§ Extrait:
'''
L'activité médicale la plus difficile et la plus humaine

Briefe / Mitteilungen
Édition
2021/49
DOI:
https://doi.org/10.4414/bms.2021.20386
Bull Med Suisses. 2021;102(49):1655

Publié le 07.12.2021

L’activité médicale la plus difficile et la plus humaine

Dans le point 3 de la mise au point commune FMH-ASSM, il est dit que «le fait qu’un suicide médicalement assisté peut, sous certaines conditions être autorisé par la loi et défendable du point de vue éthique ne change rien au fait que le suicide assisté reste une situation d’exception et non pas un acte médical proprement dit». Cette dernière affirmation est surprenante. Comme si l’aide à la fin de vie ne consistait, et encore qu’«exceptionnellement» seulement, de prescrire l’ordonnance létale et d’assister, parmi d’autres bénévoles au bon déroulement de l’acte final. Les signataires de cette révision semblent ignorer tout le travail en amont des médecins appartenant aux associations d’aide à mourir comme Exit, avec parfois les médecins de famille approuvant ces démarches et sensibilisant les personnes à cette possibilité: écouter les person­nes, les accompagner dans leur décision, rassembler tous les éléments médicaux permettant de comprendre la demande, de s’assurer de leur autonomie de décision, de discuter d’alternatives, de rencontrer les proches, tout cela souvent sur une longue durée. C’est sûrement l’activité médicale la plus difficile et la plus humaine. Cela ressort magnifiquement des récits du livre du Dr Christophe Huber, qui a accompagné de nombreuses personnes, d’abord dans le cadre d’Exit Suisse Alémanique, puis dans l’association Dignitas à Zurich dont il a été médecin-conseil depuis une trentaine d’années*.
'''
§ Consignes:
**1)** D'après la lettre sur le suicide assisté, dans quelle association zurichoise le Dr Christophe Huber a-t-il été médecin-conseil ?
**2)** Reformulez sous forme de liste le paragraphe de la lettre sur le suicide assisté qui commence par « Dans le point 3 », en conservant ses faits essentiels.
**3)** Prolongez la lettre sur le suicide assisté à partir de sa dernière phrase.
Les données ci-après n'ont aucun lien avec la lettre sur le suicide assisté.

§ Données fournies:
'''
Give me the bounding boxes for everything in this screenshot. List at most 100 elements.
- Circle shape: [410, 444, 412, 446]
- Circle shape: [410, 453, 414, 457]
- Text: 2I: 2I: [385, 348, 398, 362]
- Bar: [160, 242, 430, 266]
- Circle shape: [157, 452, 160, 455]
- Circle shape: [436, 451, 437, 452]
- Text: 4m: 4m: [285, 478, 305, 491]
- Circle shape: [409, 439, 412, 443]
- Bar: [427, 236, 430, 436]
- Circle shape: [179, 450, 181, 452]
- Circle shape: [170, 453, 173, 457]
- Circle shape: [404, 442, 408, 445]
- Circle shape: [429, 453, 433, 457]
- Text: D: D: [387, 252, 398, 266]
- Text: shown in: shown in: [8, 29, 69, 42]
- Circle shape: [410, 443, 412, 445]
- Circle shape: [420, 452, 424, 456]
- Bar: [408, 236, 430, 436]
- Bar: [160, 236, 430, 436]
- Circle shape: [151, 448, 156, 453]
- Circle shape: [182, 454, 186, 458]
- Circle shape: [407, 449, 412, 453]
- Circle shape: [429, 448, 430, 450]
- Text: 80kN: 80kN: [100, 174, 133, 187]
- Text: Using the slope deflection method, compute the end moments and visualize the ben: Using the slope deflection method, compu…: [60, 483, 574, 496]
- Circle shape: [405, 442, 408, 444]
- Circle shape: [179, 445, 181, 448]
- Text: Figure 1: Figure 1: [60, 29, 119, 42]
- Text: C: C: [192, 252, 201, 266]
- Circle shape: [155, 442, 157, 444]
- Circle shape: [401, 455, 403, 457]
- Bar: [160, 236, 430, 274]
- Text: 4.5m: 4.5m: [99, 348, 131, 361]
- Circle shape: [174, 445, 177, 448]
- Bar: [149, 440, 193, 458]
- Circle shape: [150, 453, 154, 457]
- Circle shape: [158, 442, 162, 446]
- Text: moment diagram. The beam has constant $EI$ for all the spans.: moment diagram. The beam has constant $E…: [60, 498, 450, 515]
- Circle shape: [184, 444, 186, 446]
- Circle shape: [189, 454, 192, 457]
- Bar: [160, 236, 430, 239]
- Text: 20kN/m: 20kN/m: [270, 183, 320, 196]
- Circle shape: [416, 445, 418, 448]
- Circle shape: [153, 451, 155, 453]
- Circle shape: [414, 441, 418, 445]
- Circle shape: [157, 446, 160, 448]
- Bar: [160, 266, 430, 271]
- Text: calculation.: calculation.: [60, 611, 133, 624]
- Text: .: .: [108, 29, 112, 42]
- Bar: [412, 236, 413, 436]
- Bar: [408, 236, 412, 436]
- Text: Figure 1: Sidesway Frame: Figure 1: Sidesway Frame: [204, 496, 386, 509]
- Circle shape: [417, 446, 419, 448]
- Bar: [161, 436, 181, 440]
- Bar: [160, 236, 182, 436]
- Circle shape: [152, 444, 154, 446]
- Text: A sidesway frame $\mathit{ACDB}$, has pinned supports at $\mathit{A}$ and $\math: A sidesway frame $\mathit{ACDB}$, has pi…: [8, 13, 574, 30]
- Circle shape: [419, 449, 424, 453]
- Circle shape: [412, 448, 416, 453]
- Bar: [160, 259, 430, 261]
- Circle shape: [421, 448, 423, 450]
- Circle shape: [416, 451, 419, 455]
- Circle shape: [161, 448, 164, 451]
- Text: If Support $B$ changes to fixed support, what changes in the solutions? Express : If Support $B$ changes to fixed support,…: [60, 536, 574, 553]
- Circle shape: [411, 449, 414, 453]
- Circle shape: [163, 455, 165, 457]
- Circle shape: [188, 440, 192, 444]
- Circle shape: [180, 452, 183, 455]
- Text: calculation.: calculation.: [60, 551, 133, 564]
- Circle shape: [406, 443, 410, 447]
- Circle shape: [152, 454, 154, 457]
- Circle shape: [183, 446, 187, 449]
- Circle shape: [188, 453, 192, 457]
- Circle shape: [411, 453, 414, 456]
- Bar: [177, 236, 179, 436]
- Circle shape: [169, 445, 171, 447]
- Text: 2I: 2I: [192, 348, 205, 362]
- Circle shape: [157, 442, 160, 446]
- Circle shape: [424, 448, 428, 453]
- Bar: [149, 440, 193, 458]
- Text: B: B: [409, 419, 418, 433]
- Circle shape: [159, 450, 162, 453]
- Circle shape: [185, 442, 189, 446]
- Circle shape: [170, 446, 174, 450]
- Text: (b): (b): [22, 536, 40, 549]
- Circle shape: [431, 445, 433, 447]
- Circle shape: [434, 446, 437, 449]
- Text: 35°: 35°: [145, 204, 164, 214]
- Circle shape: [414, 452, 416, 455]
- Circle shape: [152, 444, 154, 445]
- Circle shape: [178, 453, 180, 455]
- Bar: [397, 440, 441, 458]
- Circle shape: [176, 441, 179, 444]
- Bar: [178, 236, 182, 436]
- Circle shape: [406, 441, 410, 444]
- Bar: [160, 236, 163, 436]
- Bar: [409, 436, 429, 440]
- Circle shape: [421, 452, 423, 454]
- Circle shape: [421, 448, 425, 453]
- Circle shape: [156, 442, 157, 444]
'''
§ Réponses:
**1)** Dans l'association Dignitas.

**2)**
- Le point 3 de la mise au point commune FMH-ASSM affirme que le suicide assisté reste une situation d'exception et non un acte médical proprement dit. Cela vaut même lorsqu'il est autorisé par la loi et défendable du point de vue éthique.
- L'auteur juge cette affirmation surprenante. Selon lui, elle réduit l'aide à la fin de vie à la prescription de l'ordonnance létale et à l'assistance lors de l'acte final.
- D'après l'auteur, les signataires ignorent le travail mené en amont par les médecins des associations d'aide à mourir comme Exit, parfois avec l'appui de médecins de famille. Ce travail consiste à écouter les personnes et à les accompagner dans leur décision. Il faut aussi rassembler les éléments médicaux, s'assurer de leur autonomie de décision, discuter d'alternatives et rencontrer les proches, souvent sur une longue durée.
- L'auteur y voit l'activité médicale la plus difficile et la plus humaine. Les récits du livre du Dr Christophe Huber en témoignent : il a accompagné de nombreuses personnes, d'abord chez Exit Suisse Alémanique, puis chez Dignitas à Zurich.

**3)**
Dans la prise de position commune ci-dessus de la FMH-ASSM, il est dit au début: «Le suicide assisté est aujourd’hui une réalité sociétale avec laquelle les médecins doivent composer, en particulier au regard de leur identité professionnelle et des questions médico-éthiques ainsi soulevées.» Cette position semble admettre, ne serait-ce que du bout des lèvres, que les activités d’associations d’aide à mourir (suicide assisté) sont tolérables et éthiques dans certaines circonstances, c’est-à-dire, vraisemblablement, celles ou les soins palliatifs ne peuvent répondre, même si cela n’est pas dit expressément dans le texte. 
Si le dernier paragraphe (point 3) affirmant que «le suicide assisté reste une situation d’exception et non pas un acte médical proprement dit» était supprimé, ce que je suggère, la révision proposée offrirait déjà aux médecins une opportunité d’ouverture, un désir d’information, et une possibilité de réfléchir aux situations difficiles et diverses de l’aide au suicide, en particulier celles allant au-delà des critères stricts d’Exit; ceci sans crainte de conséquences légales. Le droit absolu de demander une aide à mourir pour les personnes âgées («Interruption volontaire de vieillesse») avec l’aide de la société, sous contrôle strict et sans jugement sur son bien-fondé autre que la certitude de l’autonomie de discernement et l’absence de pressions, constitue le pas de plus qu’il faut soutenir.